Recorded data:
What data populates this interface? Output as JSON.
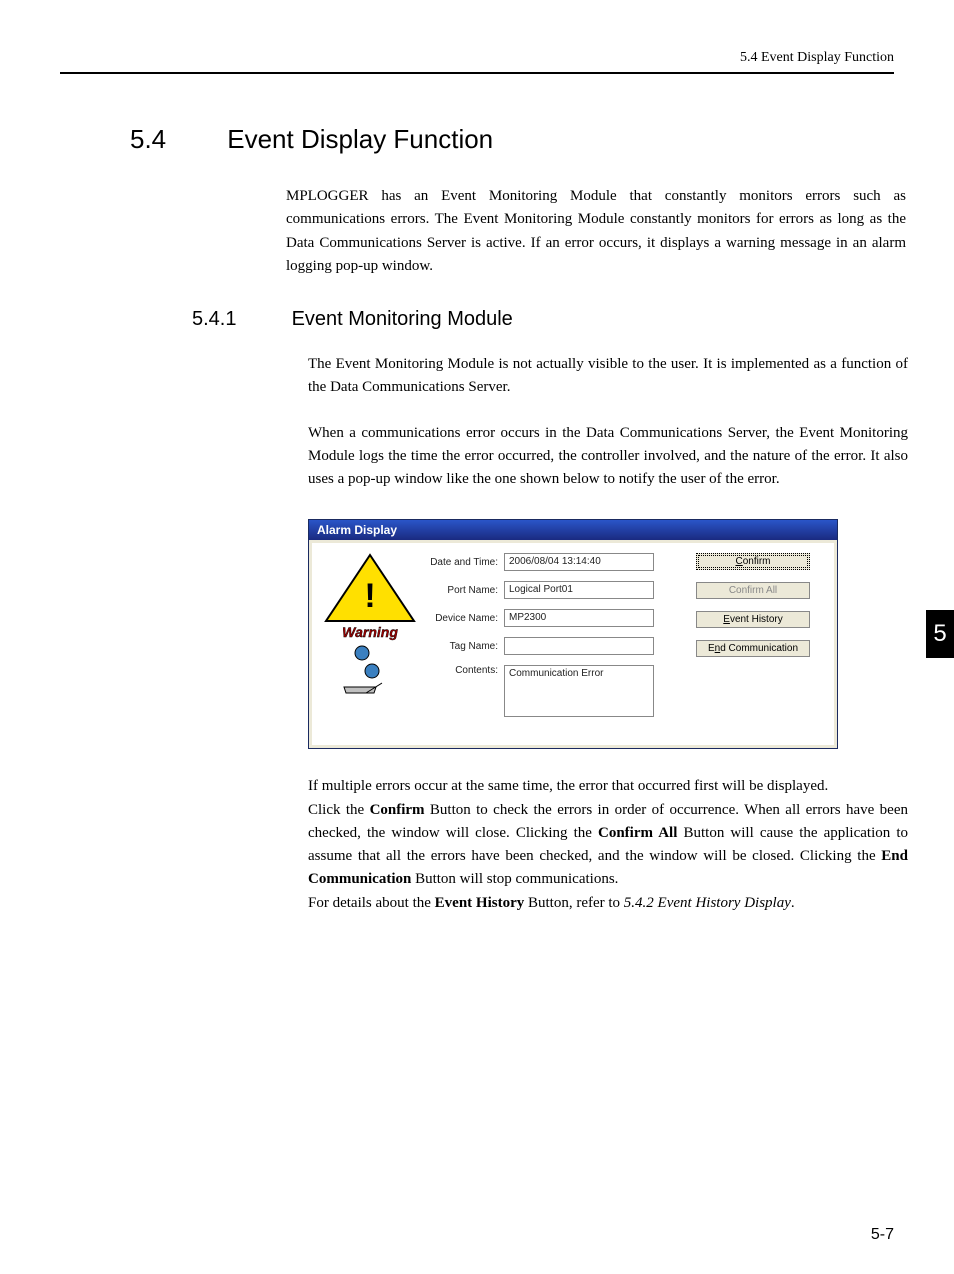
{
  "header": {
    "text": "5.4  Event Display Function"
  },
  "section": {
    "number": "5.4",
    "title": "Event Display Function"
  },
  "intro_para": "MPLOGGER has an Event Monitoring Module that constantly monitors errors such as communications errors. The Event Monitoring Module constantly monitors for errors as long as the Data Communications Server is active. If an error occurs, it displays a warning message in an alarm logging pop-up window.",
  "subsection": {
    "number": "5.4.1",
    "title": "Event Monitoring Module"
  },
  "sub_para1": "The Event Monitoring Module is not actually visible to the user. It is implemented as a function of the Data Communications Server.",
  "sub_para2": "When a communications error occurs in the Data Communications Server, the Event Monitoring Module logs the time the error occurred, the controller involved, and the nature of the error. It also uses a pop-up window like the one shown below to notify the user of the error.",
  "alarm": {
    "title": "Alarm Display",
    "fields": {
      "datetime_label": "Date and Time:",
      "datetime_value": "2006/08/04 13:14:40",
      "port_label": "Port Name:",
      "port_value": "Logical Port01",
      "device_label": "Device Name:",
      "device_value": "MP2300",
      "tag_label": "Tag Name:",
      "tag_value": "",
      "contents_label": "Contents:",
      "contents_value": "Communication Error"
    },
    "buttons": {
      "confirm": "Confirm",
      "confirm_all": "Confirm All",
      "event_history": "Event History",
      "end_comm": "End Communication"
    },
    "warning_text": "Warning"
  },
  "after1": "If multiple errors occur at the same time, the error that occurred first will be displayed.",
  "after2_pre": "Click the ",
  "after2_b1": "Confirm",
  "after2_mid1": " Button to check the errors in order of occurrence. When all errors have been checked, the window will close. Clicking the ",
  "after2_b2": "Confirm All",
  "after2_mid2": " Button will cause the application to assume that all the errors have been checked, and the window will be closed. Clicking the ",
  "after2_b3": "End Communication",
  "after2_post": " Button will stop communications.",
  "after3_pre": "For details about the ",
  "after3_b": "Event History",
  "after3_mid": " Button, refer to ",
  "after3_ref": "5.4.2  Event History Display",
  "after3_post": ".",
  "chapter_tab": "5",
  "page_number": "5-7"
}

Directive:
Every line of text is to be repeated exactly; pictures are left out.

Task solution:
What data populates this interface? Output as JSON.
{
  "header": {
    "text": "5.4  Event Display Function"
  },
  "section": {
    "number": "5.4",
    "title": "Event Display Function"
  },
  "intro_para": "MPLOGGER has an Event Monitoring Module that constantly monitors errors such as communications errors. The Event Monitoring Module constantly monitors for errors as long as the Data Communications Server is active. If an error occurs, it displays a warning message in an alarm logging pop-up window.",
  "subsection": {
    "number": "5.4.1",
    "title": "Event Monitoring Module"
  },
  "sub_para1": "The Event Monitoring Module is not actually visible to the user. It is implemented as a function of the Data Communications Server.",
  "sub_para2": "When a communications error occurs in the Data Communications Server, the Event Monitoring Module logs the time the error occurred, the controller involved, and the nature of the error. It also uses a pop-up window like the one shown below to notify the user of the error.",
  "alarm": {
    "title": "Alarm Display",
    "fields": {
      "datetime_label": "Date and Time:",
      "datetime_value": "2006/08/04 13:14:40",
      "port_label": "Port Name:",
      "port_value": "Logical Port01",
      "device_label": "Device Name:",
      "device_value": "MP2300",
      "tag_label": "Tag Name:",
      "tag_value": "",
      "contents_label": "Contents:",
      "contents_value": "Communication Error"
    },
    "buttons": {
      "confirm": "Confirm",
      "confirm_all": "Confirm All",
      "event_history": "Event History",
      "end_comm": "End Communication"
    },
    "warning_text": "Warning"
  },
  "after1": "If multiple errors occur at the same time, the error that occurred first will be displayed.",
  "after2_pre": "Click the ",
  "after2_b1": "Confirm",
  "after2_mid1": " Button to check the errors in order of occurrence. When all errors have been checked, the window will close. Clicking the ",
  "after2_b2": "Confirm All",
  "after2_mid2": " Button will cause the application to assume that all the errors have been checked, and the window will be closed. Clicking the ",
  "after2_b3": "End Communication",
  "after2_post": " Button will stop communications.",
  "after3_pre": "For details about the ",
  "after3_b": "Event History",
  "after3_mid": " Button, refer to ",
  "after3_ref": "5.4.2  Event History Display",
  "after3_post": ".",
  "chapter_tab": "5",
  "page_number": "5-7"
}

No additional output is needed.